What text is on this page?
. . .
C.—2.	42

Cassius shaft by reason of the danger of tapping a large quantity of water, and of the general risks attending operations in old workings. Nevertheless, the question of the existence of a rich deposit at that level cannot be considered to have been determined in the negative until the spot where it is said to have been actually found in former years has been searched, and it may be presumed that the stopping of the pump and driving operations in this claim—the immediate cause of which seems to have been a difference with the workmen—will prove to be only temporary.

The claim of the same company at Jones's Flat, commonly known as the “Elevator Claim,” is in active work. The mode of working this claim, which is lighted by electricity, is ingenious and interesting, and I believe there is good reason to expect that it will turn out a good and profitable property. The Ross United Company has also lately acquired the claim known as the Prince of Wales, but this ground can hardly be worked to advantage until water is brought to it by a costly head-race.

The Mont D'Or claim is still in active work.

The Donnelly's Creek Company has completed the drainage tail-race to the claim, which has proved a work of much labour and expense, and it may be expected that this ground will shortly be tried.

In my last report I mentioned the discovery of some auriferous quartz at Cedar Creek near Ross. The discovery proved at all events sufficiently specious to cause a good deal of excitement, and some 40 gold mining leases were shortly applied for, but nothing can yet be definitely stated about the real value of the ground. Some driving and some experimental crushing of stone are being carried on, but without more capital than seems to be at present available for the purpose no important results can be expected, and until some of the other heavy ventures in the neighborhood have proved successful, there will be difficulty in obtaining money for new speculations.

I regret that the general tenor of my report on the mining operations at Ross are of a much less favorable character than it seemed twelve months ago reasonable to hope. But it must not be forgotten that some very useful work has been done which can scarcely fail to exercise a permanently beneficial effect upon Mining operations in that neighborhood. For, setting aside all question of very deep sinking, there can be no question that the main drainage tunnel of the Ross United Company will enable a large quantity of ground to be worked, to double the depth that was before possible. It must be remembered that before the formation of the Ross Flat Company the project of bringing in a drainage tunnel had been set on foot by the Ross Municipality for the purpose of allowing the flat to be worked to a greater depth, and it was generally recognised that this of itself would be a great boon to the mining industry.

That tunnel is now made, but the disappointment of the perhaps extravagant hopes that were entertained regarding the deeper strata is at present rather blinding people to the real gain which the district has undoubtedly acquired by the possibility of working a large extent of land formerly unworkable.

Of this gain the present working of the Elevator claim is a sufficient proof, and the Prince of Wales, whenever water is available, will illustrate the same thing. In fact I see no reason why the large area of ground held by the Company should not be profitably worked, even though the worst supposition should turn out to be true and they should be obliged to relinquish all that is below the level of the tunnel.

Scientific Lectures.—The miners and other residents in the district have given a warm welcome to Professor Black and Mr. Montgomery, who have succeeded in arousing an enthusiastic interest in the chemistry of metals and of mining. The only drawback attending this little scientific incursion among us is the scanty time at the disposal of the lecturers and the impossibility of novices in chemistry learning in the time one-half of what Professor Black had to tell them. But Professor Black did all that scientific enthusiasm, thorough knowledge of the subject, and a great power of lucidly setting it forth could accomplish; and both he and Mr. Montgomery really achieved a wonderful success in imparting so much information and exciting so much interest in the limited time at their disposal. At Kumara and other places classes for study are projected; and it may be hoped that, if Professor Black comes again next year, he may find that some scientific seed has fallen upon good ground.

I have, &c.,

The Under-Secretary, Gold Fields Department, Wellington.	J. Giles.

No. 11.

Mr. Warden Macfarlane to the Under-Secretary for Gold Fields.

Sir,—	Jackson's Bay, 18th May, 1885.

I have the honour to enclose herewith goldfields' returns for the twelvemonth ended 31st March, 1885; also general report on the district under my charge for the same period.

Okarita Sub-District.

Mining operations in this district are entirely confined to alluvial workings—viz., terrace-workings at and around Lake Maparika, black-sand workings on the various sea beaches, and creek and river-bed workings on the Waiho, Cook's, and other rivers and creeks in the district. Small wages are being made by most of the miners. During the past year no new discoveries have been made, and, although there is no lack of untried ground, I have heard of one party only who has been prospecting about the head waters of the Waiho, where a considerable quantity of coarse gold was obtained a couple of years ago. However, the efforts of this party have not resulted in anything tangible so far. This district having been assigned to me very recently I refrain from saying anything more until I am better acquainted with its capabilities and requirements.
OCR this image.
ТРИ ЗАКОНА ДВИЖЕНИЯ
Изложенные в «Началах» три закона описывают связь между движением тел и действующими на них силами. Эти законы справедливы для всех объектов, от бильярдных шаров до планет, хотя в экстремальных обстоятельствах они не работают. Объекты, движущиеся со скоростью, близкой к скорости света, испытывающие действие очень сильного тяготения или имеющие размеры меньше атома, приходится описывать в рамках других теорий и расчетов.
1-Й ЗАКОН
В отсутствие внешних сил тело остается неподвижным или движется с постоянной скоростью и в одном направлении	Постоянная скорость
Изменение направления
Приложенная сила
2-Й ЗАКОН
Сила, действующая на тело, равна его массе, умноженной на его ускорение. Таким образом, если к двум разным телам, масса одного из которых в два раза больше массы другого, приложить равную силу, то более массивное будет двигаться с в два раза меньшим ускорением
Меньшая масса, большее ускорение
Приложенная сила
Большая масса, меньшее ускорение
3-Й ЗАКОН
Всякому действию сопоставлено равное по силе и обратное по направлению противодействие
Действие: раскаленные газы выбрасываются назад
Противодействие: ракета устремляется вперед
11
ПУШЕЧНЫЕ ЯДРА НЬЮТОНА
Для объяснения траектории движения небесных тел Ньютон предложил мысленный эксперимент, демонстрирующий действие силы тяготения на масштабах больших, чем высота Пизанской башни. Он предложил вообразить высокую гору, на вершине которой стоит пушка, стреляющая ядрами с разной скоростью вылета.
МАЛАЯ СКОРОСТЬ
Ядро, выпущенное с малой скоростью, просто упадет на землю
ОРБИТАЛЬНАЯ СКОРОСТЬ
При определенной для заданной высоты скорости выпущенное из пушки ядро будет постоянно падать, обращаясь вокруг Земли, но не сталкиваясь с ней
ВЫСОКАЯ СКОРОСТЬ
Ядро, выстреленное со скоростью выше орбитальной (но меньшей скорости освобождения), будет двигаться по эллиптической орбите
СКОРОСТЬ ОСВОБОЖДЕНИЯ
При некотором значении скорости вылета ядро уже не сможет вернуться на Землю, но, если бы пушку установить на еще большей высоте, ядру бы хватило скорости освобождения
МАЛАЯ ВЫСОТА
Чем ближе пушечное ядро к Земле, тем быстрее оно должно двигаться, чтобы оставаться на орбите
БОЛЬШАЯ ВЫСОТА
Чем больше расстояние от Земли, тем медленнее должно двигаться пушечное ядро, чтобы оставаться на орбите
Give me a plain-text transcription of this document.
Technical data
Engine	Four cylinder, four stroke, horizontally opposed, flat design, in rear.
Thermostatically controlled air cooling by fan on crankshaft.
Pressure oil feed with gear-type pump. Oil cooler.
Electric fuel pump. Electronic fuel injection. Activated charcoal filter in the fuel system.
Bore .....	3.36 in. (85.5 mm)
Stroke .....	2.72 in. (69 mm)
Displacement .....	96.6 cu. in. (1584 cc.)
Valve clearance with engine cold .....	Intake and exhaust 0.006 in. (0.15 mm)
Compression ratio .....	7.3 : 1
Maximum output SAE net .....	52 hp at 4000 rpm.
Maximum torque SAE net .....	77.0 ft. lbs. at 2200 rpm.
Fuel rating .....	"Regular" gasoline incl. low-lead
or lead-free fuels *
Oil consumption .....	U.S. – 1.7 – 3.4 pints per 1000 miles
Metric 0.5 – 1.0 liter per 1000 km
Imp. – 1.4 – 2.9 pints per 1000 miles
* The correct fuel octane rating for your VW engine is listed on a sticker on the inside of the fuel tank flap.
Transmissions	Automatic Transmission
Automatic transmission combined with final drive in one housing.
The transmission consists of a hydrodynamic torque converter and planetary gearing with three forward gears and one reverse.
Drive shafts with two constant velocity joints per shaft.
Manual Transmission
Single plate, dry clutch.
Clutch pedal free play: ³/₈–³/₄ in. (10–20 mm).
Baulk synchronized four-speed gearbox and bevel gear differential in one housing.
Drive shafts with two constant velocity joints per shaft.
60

- **GOAL**
Find the lines containing "выпущенное" and pull them out.

- **TASK ANSWER**
Ядро, выпущенное с малой скоростью, просто упадет на землю
При определенной для заданной высоты скорости выпущенное из пушки ядро будет постоянно падать, обращаясь вокруг Земли, но не сталкиваясь с ней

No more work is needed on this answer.